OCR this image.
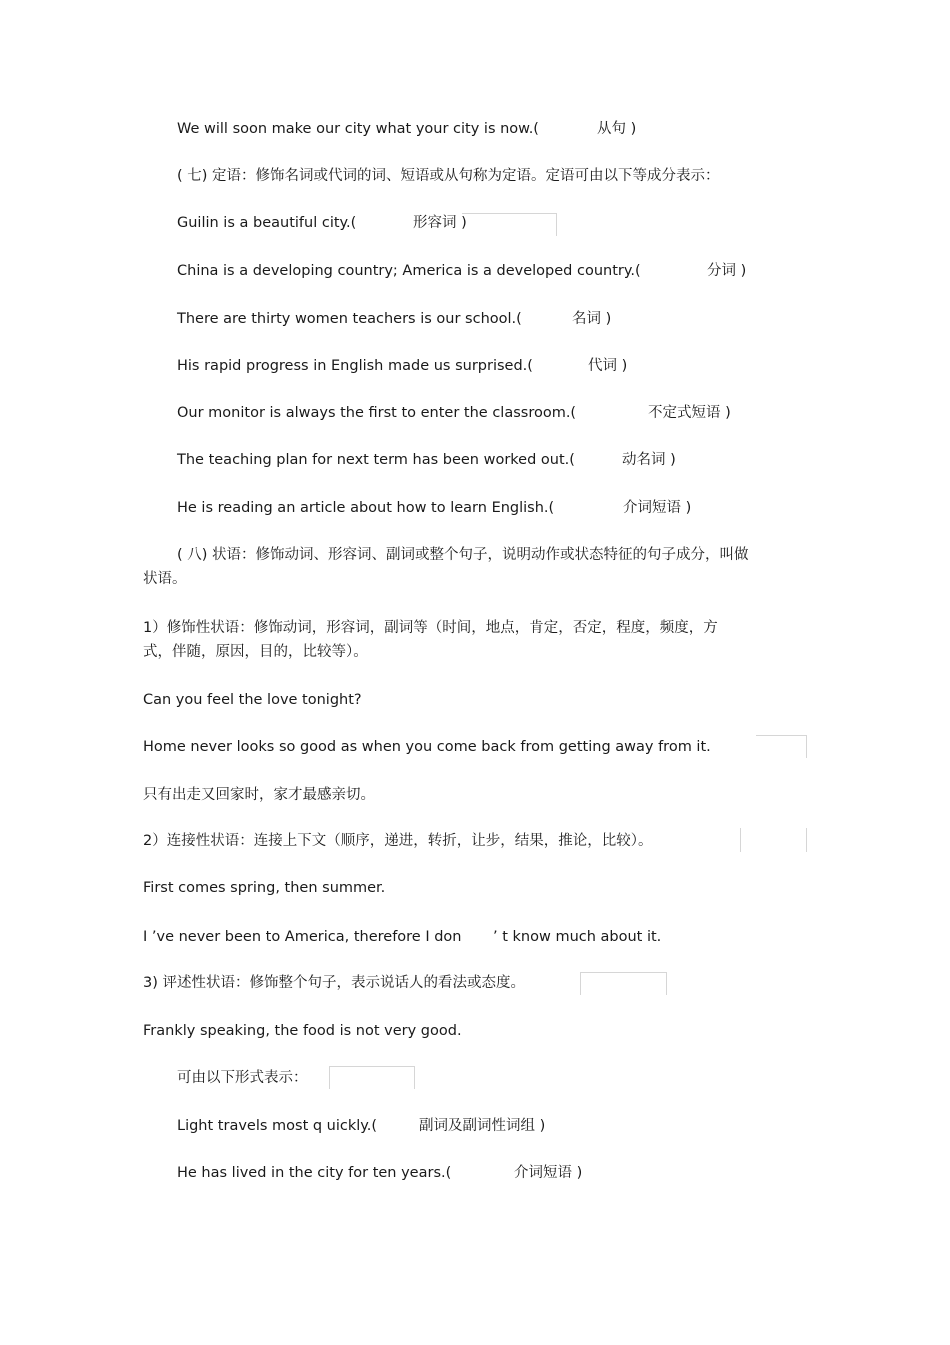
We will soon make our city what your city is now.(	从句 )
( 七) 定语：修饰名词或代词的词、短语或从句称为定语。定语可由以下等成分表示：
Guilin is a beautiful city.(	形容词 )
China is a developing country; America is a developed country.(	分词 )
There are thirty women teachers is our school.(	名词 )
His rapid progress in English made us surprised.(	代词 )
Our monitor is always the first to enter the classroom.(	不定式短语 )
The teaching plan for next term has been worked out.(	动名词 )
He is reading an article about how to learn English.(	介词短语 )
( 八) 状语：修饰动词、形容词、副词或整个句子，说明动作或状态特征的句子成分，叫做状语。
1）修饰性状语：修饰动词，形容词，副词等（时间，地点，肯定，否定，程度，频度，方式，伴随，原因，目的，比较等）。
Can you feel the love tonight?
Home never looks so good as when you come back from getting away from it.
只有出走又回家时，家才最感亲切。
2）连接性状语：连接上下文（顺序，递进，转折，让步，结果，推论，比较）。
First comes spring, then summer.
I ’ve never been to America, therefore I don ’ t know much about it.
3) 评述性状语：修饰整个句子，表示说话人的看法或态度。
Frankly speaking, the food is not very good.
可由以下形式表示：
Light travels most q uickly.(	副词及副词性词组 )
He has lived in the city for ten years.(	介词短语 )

==

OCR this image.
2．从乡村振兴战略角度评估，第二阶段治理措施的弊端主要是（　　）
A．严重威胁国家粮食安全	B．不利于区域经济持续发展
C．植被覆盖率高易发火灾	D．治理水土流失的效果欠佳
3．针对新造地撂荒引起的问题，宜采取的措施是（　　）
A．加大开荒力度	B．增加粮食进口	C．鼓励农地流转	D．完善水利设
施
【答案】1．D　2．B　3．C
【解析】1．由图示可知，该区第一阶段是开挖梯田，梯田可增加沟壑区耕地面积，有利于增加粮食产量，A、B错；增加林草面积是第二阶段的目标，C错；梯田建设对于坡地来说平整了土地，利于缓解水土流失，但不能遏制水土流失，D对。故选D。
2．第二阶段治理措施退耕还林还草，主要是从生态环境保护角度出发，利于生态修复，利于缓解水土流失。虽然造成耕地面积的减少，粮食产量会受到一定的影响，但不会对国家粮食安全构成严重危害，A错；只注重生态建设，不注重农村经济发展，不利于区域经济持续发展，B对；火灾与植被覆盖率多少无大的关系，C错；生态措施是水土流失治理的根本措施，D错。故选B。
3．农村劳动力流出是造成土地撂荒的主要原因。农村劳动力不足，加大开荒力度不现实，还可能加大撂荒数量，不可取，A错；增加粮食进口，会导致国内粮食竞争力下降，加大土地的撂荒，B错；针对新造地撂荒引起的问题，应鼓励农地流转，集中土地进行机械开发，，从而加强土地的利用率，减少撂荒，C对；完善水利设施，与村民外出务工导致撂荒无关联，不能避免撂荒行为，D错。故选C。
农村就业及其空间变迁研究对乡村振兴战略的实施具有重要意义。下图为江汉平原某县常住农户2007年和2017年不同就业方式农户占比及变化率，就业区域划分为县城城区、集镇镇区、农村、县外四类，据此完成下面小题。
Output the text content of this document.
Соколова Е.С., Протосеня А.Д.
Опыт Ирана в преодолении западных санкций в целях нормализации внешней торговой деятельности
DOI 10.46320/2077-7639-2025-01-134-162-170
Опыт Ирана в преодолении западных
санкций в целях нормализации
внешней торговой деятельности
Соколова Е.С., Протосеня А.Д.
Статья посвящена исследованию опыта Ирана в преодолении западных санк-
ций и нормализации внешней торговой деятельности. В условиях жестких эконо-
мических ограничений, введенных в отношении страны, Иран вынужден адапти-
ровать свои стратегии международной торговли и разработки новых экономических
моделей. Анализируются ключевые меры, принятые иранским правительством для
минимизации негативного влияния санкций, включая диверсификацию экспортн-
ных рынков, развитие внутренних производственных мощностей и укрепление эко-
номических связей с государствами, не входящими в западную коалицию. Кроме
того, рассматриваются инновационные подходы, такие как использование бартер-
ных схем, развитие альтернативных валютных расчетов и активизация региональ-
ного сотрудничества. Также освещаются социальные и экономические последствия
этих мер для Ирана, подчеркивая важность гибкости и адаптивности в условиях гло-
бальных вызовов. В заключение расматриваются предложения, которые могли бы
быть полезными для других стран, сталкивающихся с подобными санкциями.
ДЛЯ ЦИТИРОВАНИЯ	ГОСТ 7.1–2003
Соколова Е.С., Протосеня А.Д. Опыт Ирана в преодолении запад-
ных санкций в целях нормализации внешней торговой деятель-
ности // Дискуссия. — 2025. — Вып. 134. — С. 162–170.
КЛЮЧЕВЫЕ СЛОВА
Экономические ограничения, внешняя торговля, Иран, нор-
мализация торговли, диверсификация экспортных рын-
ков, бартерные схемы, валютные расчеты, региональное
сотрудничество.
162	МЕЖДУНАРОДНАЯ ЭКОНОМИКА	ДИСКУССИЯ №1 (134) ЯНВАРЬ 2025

--

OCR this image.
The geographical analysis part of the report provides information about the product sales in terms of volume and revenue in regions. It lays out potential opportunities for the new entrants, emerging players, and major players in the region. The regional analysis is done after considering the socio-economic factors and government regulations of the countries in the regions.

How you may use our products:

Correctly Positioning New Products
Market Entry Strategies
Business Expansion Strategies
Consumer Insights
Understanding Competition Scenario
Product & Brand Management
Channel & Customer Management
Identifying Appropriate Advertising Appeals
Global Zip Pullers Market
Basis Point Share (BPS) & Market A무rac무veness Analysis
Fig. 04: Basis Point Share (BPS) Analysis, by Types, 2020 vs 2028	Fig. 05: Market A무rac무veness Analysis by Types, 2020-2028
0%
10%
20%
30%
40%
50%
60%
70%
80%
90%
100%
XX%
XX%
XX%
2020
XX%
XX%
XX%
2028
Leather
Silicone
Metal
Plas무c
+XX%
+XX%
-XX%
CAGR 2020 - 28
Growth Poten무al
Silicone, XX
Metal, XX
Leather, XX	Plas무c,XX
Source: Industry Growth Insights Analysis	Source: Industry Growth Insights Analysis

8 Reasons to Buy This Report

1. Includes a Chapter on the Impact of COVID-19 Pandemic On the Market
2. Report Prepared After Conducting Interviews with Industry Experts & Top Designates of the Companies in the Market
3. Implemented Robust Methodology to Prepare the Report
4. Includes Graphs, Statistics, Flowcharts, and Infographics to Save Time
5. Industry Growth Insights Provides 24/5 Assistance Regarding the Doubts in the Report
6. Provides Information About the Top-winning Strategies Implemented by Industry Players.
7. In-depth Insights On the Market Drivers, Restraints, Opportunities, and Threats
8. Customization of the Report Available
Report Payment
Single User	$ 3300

▸ WHAT THE TASK REQUIRES
Reply with nothing except the number of lines in the listing above that include the string "преодолении".

▸ FINISHED EXERCISE
4